===== Trecho selecionado
1.3. Uma responsabilidade comum a assumir

Servir-se da linguagem dos direitos humanos apresenta benefícios notáveis, mas pode servir também para fáceis instrumentalizações.

São muitos os benefícios trazidos pelo uso da linguagem dos direitos humanos como instrumento de mudança social para que cada pessoa em cada canto da terra possa gozar de uma vida digna e livre. Os direitos humanos no novo contexto globalizado são um instrumento capaz de ultrapassar os limites nacionais restritos para pôr limites e objetivos comuns, criar alianças e estratégias e mobilizar recursos humanos e econômicos.

Entretanto, dizíamos, a linguagem dos direitos humanos torna-se perigosa ou falsa e desviante se não for integrada com deveres e responsabilidades, pessoais e sociais. Juridicamente, só existem direitos relacionados a deveres, caso contrário são expectativas, interesses, sentimentos que aquecem o coração.

Se, em relação aos próprios direitos, se está pronto a compilar uma longuíssima lista e a chamar de direitos, ou ainda pior, de direitos humanos, simples interesses enquanto no que se refere aos direitos dos outros, não se está disposto a reconhecer nem mesmo as responsabilidades e os deveres correspondentes aos direitos vitais mais basilares, será melhor, provavelmente evitar falar de direitos humanos.

A perspectiva dos direitos humanos é, de fato, inclusiva por sua mesma natureza: todos os direitos humanos para todos. Responsabilidade de todos e de cada um: personalismo comunitário e humanismo integral.

Os direitos das crianças, das mulheres, das minorias, das pessoas portadoras de deficiência não são direitos "especiais". Toda pessoa humana tem o direito de gozar de todos os direitos fundamentais e o Estado, a comunidade, os demais indivíduos têm o dever de trabalhar para garantir ao indivíduo o melhor contentamento possível, levando em conta a sua especialidade e a sua diversidade.

É imprescindível e urgente superar a exclusividade da responsabilidade estatal e identificar as responsabilidades de todos os atores: institucionais, econômicos e sociais capazes de influir na efetiva realização dos direitos humanos. No novo contexto globalizado, a responsabilidade estatal é, hoje, indispensável, mas não suficiente. A exclusividade da perspectiva indivíduo-Estado, herdada do iluminismo europeu e norteamericano dos séculos 18 e 19, que ainda tanto caracteriza os mecanismos atuais de promoção e proteção dos direitos humanos é insuficiente.

Hoje, portanto, é preciso um sistema muito mais diferenciado de responsabilidade (responsabilidade comum diferenciada) para a promoção e a proteção dos direitos humanos que envolva, além dos Estados, também as organizações globais e instituições financeiras internacionais (Organização Mundial do Comércio, Banco Mundial, Fundo Monetário Internacional), empresas, organizações não governativas, mídias, escolas, comunidades, família, indivíduos: todos eles atores capazes de ter um impacto imenso no efetivo gozo dos direitos humanos.
==========
Tarefas propostas:
a: Condense em forma de lista o parágrafo do trecho sobre direitos humanos que começa com "É imprescindível e urgente", mantendo seus fatos principais.
b: Segundo o trecho sobre direitos humanos, por que a linguagem desses direitos se torna perigosa ou falsa quando não é integrada com deveres e responsabilidades? Responda em até três frases.
c: Transcreva sem alterações a parte do trecho sobre direitos humanos que começa nas palavras "1.3. Uma responsabilidade" e termina após as palavras "aquecem o coração.".
===== Registros fornecidos
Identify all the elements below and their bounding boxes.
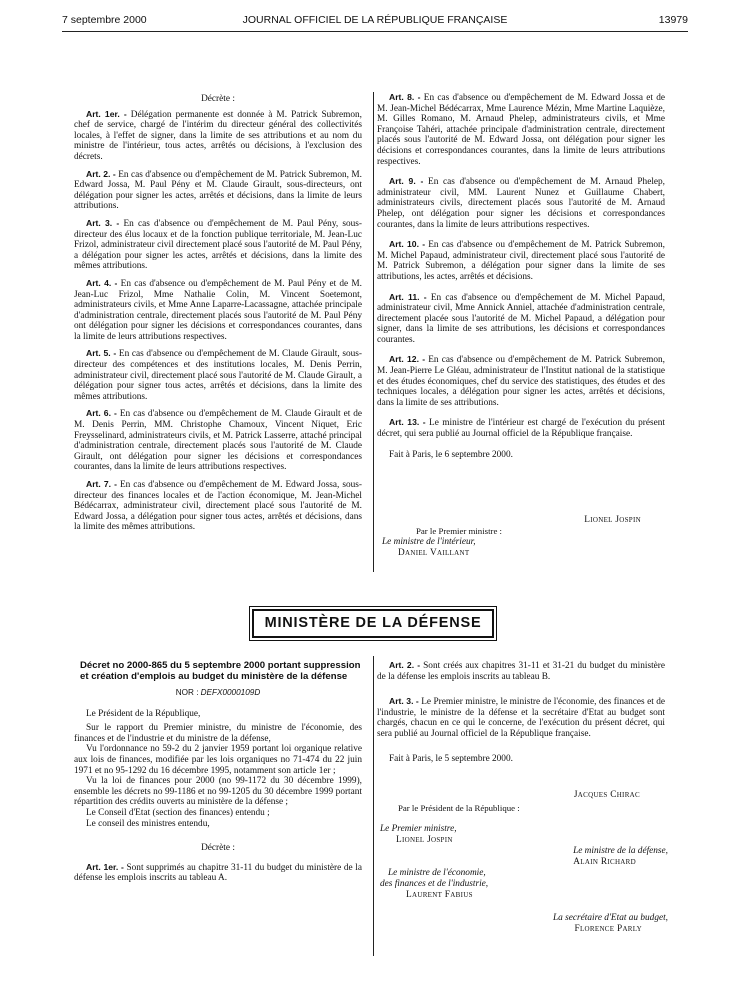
==========
===== Registros fornecidos
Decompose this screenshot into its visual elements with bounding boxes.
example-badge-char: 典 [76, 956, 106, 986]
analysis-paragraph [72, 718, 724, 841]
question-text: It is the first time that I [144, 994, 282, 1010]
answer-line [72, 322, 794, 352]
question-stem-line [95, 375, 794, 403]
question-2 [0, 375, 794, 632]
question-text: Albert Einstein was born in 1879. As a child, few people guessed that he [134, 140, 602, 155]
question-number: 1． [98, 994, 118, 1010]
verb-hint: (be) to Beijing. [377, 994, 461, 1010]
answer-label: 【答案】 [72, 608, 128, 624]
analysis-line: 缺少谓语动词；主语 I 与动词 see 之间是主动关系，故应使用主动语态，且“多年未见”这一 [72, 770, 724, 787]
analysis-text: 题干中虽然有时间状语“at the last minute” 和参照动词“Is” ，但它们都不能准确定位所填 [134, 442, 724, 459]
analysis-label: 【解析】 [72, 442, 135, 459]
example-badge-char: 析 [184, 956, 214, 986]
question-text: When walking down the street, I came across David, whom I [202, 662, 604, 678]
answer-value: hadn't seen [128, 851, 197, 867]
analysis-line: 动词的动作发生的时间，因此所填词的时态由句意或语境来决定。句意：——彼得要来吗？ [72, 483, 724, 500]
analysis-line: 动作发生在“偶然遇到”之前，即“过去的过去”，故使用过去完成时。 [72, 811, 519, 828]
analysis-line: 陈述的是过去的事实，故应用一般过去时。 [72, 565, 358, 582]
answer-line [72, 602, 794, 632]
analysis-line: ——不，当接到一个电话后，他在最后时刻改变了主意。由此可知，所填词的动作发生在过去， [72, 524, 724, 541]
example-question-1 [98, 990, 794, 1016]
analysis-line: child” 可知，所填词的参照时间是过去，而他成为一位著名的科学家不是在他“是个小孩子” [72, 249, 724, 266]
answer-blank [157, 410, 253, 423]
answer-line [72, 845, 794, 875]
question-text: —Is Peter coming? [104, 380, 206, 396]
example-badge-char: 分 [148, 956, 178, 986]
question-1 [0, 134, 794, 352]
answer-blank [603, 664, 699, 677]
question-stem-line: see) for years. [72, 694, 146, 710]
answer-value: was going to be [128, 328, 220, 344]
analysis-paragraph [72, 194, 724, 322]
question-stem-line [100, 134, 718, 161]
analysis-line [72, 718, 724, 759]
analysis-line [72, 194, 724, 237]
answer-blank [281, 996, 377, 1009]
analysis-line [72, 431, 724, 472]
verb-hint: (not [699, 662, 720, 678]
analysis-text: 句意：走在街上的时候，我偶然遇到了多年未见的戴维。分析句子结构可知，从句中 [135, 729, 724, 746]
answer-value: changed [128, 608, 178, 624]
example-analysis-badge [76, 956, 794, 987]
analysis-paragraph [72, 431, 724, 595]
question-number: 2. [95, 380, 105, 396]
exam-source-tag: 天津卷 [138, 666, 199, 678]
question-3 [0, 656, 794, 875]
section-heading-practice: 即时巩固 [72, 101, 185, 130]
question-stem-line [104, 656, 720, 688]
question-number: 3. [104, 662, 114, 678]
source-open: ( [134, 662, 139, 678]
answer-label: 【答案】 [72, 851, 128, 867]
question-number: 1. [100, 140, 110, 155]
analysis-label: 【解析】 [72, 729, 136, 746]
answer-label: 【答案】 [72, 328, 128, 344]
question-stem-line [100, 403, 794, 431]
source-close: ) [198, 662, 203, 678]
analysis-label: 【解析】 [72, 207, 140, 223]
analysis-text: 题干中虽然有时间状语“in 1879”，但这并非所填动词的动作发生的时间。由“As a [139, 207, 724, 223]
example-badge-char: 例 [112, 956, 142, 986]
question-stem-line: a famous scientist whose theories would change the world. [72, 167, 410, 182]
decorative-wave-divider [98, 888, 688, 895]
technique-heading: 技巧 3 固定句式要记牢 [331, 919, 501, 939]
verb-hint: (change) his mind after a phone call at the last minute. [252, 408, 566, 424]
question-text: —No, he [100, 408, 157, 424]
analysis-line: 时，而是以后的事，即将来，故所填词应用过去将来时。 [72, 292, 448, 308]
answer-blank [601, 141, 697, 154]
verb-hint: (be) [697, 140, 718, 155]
==========
Soluções abaixo:
a:
- É imprescindível e urgente superar a exclusividade da responsabilidade estatal.
- É preciso identificar as responsabilidades de todos os atores institucionais, econômicos e sociais capazes de influir na efetiva realização dos direitos humanos.
- No novo contexto globalizado, a responsabilidade estatal é indispensável, mas não suficiente.
- A perspectiva exclusiva indivíduo-Estado, herdada do iluminismo europeu e norte-americano dos séculos 18 e 19, ainda caracteriza os mecanismos atuais de promoção e proteção dos direitos humanos e é insuficiente.

b: Juridicamente, só existem direitos relacionados a deveres. Sem esses deveres, o que se chama de direito não passa de expectativas, interesses ou sentimentos que aquecem o coração.

c:
1.3. Uma responsabilidade comum a assumir

Servir-se da linguagem dos direitos humanos apresenta benefícios notáveis, mas pode servir também para fáceis instrumentalizações.

São muitos os benefícios trazidos pelo uso da linguagem dos direitos humanos como instrumento de mudança social para que cada pessoa em cada canto da terra possa gozar de uma vida digna e livre. Os direitos humanos no novo contexto globalizado são um instrumento capaz de ultrapassar os limites nacionais restritos para pôr limites e objetivos comuns, criar alianças e estratégias e mobilizar recursos humanos e econômicos.

Entretanto, dizíamos, a linguagem dos direitos humanos torna-se perigosa ou falsa e desviante se não for integrada com deveres e responsabilidades, pessoais e sociais. Juridicamente, só existem direitos relacionados a deveres, caso contrário são expectativas, interesses, sentimentos que aquecem o coração.